(Part of a data file)
_____

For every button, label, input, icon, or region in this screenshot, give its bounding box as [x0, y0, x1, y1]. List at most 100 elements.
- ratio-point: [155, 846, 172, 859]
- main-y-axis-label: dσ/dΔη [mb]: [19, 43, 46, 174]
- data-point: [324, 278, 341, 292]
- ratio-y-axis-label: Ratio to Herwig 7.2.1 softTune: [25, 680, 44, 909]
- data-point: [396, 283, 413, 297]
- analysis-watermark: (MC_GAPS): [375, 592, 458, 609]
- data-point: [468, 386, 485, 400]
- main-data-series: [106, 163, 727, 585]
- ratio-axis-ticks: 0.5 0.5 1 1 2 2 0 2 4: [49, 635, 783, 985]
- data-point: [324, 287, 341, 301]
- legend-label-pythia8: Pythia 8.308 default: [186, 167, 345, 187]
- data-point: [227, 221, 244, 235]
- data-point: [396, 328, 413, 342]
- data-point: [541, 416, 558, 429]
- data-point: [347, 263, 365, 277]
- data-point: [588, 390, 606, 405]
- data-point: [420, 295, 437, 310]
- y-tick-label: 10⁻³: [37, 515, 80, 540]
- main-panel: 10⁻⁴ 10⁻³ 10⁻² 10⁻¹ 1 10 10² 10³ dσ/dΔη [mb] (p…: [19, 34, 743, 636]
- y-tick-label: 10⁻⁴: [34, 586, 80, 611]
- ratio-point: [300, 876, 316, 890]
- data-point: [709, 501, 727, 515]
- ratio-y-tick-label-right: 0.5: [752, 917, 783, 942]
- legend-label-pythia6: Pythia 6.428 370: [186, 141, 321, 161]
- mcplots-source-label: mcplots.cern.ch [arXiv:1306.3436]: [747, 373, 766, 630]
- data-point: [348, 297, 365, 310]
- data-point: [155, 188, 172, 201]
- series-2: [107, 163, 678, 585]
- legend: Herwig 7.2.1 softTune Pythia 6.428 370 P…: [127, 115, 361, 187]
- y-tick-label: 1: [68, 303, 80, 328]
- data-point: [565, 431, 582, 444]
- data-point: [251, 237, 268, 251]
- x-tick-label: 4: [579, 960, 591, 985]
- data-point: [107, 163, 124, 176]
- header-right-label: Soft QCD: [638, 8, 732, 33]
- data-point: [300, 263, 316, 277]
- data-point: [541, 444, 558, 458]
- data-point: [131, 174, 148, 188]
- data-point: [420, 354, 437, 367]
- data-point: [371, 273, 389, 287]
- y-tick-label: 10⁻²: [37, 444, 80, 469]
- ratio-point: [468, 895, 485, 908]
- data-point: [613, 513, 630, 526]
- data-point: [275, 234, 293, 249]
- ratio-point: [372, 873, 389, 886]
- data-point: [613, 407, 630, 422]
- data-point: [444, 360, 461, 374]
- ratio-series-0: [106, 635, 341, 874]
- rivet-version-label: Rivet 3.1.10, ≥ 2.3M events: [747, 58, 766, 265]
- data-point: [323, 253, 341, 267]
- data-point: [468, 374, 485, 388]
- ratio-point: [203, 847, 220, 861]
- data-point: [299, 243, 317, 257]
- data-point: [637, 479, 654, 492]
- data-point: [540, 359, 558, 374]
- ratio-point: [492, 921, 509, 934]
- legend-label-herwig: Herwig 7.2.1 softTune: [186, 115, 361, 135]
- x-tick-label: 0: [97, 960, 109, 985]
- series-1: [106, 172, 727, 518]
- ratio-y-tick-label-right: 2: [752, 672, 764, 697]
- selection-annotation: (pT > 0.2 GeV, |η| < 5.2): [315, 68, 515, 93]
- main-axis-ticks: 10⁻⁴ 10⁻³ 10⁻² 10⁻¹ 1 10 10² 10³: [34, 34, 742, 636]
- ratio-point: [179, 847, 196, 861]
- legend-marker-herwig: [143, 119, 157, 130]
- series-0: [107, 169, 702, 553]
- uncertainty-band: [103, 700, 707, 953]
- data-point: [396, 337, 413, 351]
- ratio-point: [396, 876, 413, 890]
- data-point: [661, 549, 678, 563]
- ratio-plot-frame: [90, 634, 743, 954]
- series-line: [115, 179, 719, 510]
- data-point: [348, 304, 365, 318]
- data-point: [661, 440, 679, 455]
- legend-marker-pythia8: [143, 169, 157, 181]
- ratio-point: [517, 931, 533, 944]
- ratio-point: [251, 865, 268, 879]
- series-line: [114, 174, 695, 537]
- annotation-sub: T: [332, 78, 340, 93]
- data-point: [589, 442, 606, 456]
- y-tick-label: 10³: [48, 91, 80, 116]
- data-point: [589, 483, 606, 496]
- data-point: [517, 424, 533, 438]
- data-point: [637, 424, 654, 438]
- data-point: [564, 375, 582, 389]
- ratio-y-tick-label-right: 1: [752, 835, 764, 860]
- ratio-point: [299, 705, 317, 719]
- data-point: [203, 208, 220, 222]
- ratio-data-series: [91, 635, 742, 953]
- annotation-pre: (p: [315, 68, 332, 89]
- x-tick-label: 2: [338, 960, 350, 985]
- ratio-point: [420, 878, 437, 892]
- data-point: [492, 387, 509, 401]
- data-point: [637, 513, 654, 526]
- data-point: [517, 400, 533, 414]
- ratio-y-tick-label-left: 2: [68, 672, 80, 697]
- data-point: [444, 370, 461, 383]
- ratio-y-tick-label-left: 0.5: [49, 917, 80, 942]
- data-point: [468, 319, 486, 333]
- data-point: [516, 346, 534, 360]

_____

● **Prompt**
Copy out the lines verbatim, starting at the first line of the records and ending at the line that contains "- ratio-y-axis-label: Ratio", with both of those lines included.

● **Completed exercise**
For every button, label, input, icon, or region in this screenshot, give its bounding box as [x0, y0, x1, y1]. List at most 100 elements.
- ratio-point: [155, 846, 172, 859]
- main-y-axis-label: dσ/dΔη [mb]: [19, 43, 46, 174]
- data-point: [324, 278, 341, 292]
- ratio-y-axis-label: Ratio to Herwig 7.2.1 softTune: [25, 680, 44, 909]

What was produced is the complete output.